## [WRITTEN INSTRUCTION]
Out of the lines in this data, how many include "JSON"? Give the number and nothing else.

## [RECORDS SUPPLIED]
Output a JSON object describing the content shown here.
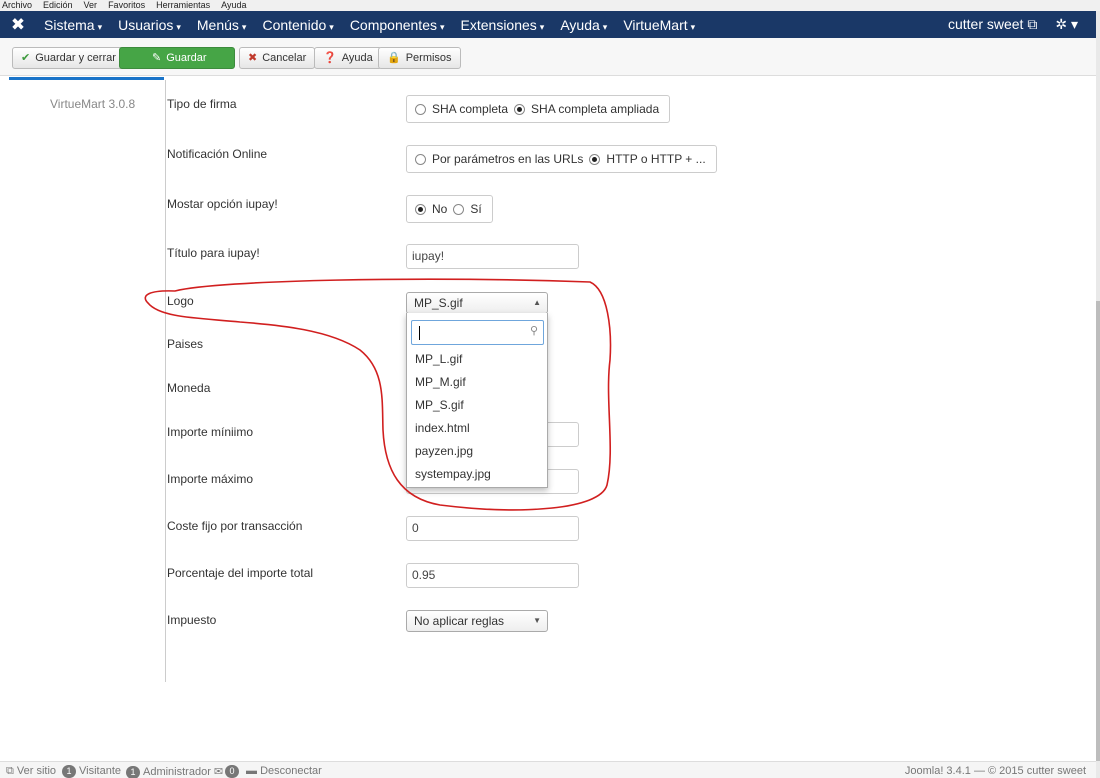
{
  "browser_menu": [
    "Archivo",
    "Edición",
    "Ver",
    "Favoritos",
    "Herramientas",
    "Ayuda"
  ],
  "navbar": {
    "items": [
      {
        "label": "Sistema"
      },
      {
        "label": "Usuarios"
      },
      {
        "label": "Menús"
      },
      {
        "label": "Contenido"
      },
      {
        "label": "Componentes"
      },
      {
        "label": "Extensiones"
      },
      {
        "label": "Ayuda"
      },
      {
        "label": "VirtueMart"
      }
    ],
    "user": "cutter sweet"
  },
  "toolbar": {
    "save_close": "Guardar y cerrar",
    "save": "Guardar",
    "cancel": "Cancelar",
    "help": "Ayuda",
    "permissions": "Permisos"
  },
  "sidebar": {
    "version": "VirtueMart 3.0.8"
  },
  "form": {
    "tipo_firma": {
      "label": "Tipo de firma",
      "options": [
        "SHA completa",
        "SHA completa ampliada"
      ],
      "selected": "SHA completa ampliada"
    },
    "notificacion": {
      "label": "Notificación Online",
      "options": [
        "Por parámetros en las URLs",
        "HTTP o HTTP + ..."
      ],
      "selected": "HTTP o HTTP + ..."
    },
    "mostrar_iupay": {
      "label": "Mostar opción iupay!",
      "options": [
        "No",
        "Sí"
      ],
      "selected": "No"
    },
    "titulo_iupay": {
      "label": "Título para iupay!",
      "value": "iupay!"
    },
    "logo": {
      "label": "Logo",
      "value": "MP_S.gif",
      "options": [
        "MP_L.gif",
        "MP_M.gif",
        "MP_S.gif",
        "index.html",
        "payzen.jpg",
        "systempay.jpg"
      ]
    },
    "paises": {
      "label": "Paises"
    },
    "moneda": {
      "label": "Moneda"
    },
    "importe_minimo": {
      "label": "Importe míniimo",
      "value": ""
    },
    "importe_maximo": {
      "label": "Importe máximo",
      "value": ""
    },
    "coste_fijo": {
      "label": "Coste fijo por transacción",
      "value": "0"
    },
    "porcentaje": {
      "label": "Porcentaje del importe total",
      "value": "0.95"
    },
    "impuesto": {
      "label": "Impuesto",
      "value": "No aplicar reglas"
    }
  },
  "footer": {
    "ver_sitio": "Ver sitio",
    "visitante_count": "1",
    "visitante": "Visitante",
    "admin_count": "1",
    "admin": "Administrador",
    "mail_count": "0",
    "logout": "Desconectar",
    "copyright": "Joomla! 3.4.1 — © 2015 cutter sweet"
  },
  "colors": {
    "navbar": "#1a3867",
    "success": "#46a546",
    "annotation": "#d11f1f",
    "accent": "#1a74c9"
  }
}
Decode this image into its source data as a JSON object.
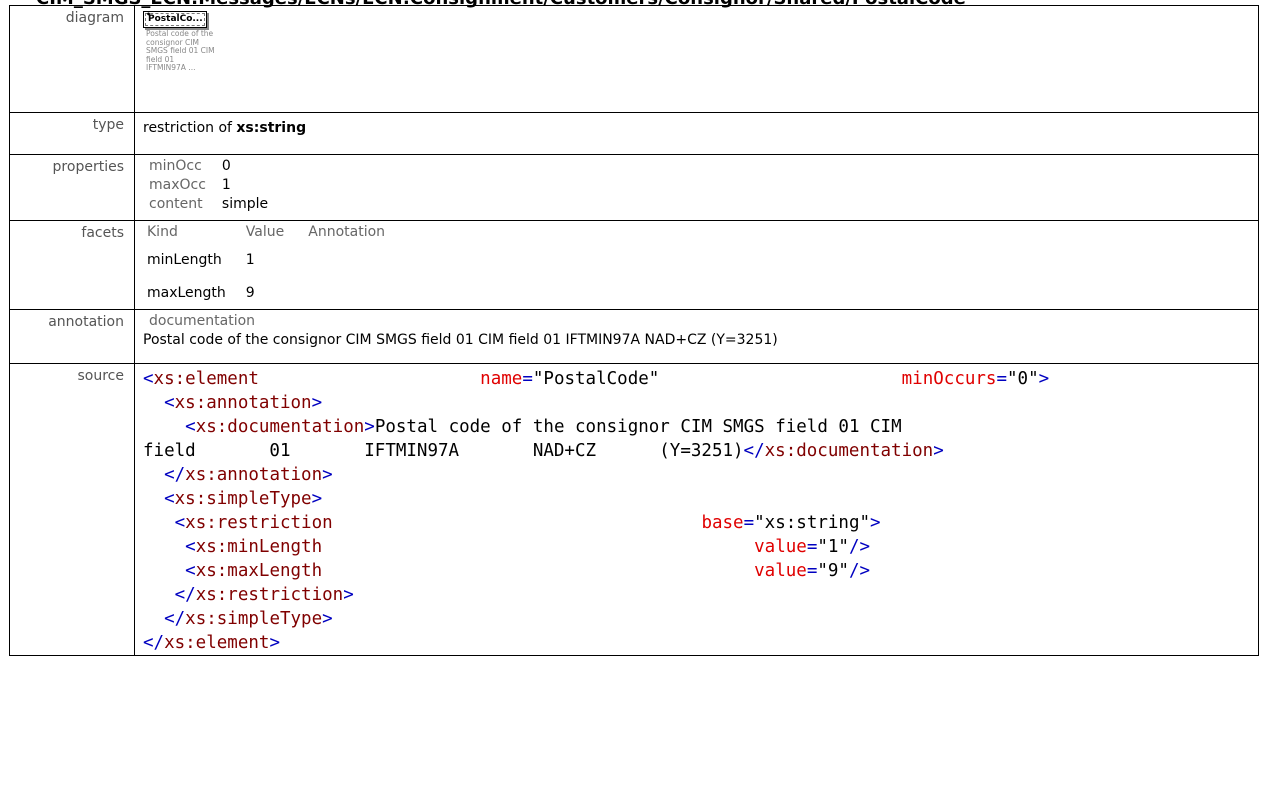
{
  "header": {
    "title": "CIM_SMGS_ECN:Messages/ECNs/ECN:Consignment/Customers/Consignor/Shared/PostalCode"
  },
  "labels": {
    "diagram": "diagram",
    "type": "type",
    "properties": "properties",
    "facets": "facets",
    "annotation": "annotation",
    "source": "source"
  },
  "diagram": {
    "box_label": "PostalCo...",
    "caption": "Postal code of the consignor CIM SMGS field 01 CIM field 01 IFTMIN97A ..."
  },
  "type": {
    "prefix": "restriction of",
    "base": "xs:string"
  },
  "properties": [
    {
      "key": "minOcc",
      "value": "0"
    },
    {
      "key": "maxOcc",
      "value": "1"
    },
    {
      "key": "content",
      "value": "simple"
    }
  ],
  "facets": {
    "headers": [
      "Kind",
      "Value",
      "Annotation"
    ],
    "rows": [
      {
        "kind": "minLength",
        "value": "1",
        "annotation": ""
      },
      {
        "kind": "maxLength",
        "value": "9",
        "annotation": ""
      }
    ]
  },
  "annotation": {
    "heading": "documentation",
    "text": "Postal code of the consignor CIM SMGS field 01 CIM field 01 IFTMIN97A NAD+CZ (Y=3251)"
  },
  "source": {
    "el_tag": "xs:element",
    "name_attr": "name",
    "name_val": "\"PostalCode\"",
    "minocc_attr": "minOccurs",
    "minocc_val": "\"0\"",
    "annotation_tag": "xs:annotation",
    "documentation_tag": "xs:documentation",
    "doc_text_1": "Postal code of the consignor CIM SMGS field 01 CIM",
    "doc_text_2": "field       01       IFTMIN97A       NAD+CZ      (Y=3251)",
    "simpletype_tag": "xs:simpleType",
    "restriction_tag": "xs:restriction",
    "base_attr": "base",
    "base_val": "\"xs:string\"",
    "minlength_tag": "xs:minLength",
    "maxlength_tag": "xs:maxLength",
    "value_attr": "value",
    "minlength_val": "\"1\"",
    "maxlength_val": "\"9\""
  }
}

...

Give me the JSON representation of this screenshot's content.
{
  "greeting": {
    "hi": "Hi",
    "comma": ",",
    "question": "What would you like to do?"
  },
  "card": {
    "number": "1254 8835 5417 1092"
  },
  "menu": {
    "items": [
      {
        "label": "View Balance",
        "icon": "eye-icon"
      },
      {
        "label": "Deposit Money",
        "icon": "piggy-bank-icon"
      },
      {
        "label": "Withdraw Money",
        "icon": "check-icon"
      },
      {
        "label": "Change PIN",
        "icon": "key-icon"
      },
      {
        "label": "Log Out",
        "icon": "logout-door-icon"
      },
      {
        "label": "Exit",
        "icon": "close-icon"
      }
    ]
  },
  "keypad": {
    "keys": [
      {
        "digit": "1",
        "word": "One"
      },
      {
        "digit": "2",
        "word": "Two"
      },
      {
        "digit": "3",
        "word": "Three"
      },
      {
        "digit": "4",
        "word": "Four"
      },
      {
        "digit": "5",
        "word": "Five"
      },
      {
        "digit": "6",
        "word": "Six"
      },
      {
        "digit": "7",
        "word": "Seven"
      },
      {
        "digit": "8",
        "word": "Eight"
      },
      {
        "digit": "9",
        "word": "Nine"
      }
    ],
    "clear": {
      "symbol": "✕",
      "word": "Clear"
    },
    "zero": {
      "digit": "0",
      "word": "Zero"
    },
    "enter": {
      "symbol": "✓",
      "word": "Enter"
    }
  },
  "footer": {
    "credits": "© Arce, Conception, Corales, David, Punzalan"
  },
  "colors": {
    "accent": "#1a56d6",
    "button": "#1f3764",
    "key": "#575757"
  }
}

--

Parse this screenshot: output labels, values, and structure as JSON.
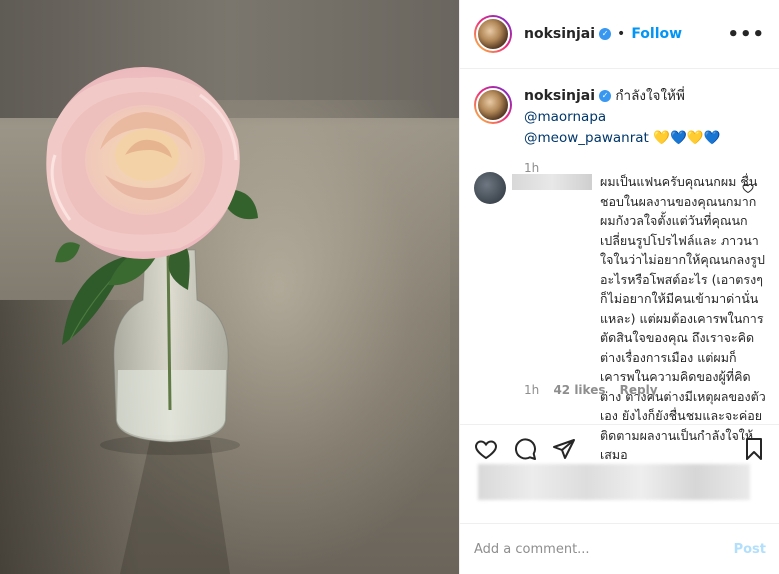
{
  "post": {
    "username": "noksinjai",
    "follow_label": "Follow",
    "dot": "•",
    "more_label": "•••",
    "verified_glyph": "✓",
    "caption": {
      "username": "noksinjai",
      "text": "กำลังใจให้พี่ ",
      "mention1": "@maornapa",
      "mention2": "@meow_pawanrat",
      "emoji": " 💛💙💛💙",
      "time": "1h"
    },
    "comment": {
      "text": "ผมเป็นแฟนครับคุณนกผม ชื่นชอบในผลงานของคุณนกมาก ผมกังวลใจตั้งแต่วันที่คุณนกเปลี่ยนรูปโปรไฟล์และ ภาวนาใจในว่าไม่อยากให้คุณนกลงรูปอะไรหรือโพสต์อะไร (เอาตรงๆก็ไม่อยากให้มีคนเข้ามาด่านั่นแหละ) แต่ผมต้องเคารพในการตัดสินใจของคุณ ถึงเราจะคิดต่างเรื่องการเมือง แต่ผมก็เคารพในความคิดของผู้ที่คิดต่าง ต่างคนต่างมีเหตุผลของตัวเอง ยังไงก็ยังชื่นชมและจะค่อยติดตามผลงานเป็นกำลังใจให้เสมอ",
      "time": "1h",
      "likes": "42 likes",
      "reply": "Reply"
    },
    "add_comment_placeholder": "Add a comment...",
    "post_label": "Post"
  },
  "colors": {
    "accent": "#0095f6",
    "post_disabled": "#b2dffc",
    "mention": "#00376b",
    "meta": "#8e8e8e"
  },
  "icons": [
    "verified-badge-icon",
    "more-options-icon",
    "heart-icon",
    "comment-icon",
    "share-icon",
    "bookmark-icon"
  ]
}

## [RESPONSE BELOW]
4